- [Work required]: Make an exact copy of the lines below.

- [Information shown]:
· · · · · · ·

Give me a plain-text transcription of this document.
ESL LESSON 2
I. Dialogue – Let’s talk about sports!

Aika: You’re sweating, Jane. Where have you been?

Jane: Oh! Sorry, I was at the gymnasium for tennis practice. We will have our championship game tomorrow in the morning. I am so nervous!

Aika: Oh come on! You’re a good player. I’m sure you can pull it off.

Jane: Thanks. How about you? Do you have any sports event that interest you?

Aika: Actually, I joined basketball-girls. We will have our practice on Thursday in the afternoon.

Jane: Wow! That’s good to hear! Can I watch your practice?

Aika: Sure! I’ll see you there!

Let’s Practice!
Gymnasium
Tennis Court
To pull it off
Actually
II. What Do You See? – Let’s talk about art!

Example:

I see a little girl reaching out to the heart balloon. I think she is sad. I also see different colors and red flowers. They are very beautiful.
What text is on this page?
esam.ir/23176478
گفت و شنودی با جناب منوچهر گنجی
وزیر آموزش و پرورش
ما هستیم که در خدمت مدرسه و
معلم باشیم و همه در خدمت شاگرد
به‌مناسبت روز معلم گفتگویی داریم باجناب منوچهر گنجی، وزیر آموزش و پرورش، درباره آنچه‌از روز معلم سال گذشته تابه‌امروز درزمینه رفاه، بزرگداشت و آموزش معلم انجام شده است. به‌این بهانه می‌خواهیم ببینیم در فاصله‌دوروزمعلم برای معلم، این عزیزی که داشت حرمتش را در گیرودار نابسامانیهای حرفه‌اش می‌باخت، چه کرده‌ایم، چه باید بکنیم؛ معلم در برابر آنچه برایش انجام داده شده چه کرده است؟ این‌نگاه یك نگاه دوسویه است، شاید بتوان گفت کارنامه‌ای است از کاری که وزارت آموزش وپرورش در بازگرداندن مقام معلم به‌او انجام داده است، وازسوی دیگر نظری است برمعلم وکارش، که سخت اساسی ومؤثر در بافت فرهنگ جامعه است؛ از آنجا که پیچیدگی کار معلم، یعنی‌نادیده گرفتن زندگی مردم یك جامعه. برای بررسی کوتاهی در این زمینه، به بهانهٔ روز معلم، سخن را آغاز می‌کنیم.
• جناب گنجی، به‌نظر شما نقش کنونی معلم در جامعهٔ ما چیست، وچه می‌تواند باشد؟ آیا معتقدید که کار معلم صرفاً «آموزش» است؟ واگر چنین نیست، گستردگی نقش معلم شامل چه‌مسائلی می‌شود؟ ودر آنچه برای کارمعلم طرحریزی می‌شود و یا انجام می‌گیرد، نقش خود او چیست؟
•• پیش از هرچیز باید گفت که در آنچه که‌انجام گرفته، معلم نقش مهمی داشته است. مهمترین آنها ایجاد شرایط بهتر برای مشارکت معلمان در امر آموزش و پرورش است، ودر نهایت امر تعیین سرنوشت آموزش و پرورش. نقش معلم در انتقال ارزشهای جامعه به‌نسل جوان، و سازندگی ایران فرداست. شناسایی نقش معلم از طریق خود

· · · · · · ·

- [Result]:
Give me a plain-text transcription of this document.
ESL LESSON 2
I. Dialogue – Let’s talk about sports!

Aika: You’re sweating, Jane. Where have you been?

Jane: Oh! Sorry, I was at the gymnasium for tennis practice. We will have our championship game tomorrow in the morning. I am so nervous!

Aika: Oh come on! You’re a good player. I’m sure you can pull it off.

Jane: Thanks. How about you? Do you have any sports event that interest you?

Aika: Actually, I joined basketball-girls. We will have our practice on Thursday in the afternoon.

Jane: Wow! That’s good to hear! Can I watch your practice?

Aika: Sure! I’ll see you there!

Let’s Practice!
Gymnasium
Tennis Court
To pull it off
Actually
II. What Do You See? – Let’s talk about art!

Example:

I see a little girl reaching out to the heart balloon. I think she is sad. I also see different colors and red flowers. They are very beautiful.
What text is on this page?
esam.ir/23176478
گفت و شنودی با جناب منوچهر گنجی
وزیر آموزش و پرورش
ما هستیم که در خدمت مدرسه و
معلم باشیم و همه در خدمت شاگرد
به‌مناسبت روز معلم گفتگویی داریم باجناب منوچهر گنجی، وزیر آموزش و پرورش، درباره آنچه‌از روز معلم سال گذشته تابه‌امروز درزمینه رفاه، بزرگداشت و آموزش معلم انجام شده است. به‌این بهانه می‌خواهیم ببینیم در فاصله‌دوروزمعلم برای معلم، این عزیزی که داشت حرمتش را در گیرودار نابسامانیهای حرفه‌اش می‌باخت، چه کرده‌ایم، چه باید بکنیم؛ معلم در برابر آنچه برایش انجام داده شده چه کرده است؟ این‌نگاه یك نگاه دوسویه است، شاید بتوان گفت کارنامه‌ای است از کاری که وزارت آموزش وپرورش در بازگرداندن مقام معلم به‌او انجام داده است، وازسوی دیگر نظری است برمعلم وکارش، که سخت اساسی ومؤثر در بافت فرهنگ جامعه است؛ از آنجا که پیچیدگی کار معلم، یعنی‌نادیده گرفتن زندگی مردم یك جامعه. برای بررسی کوتاهی در این زمینه، به بهانهٔ روز معلم، سخن را آغاز می‌کنیم.
• جناب گنجی، به‌نظر شما نقش کنونی معلم در جامعهٔ ما چیست، وچه می‌تواند باشد؟ آیا معتقدید که کار معلم صرفاً «آموزش» است؟ واگر چنین نیست، گستردگی نقش معلم شامل چه‌مسائلی می‌شود؟ ودر آنچه برای کارمعلم طرحریزی می‌شود و یا انجام می‌گیرد، نقش خود او چیست؟
•• پیش از هرچیز باید گفت که در آنچه که‌انجام گرفته، معلم نقش مهمی داشته است. مهمترین آنها ایجاد شرایط بهتر برای مشارکت معلمان در امر آموزش و پرورش است، ودر نهایت امر تعیین سرنوشت آموزش و پرورش. نقش معلم در انتقال ارزشهای جامعه به‌نسل جوان، و سازندگی ایران فرداست. شناسایی نقش معلم از طریق خود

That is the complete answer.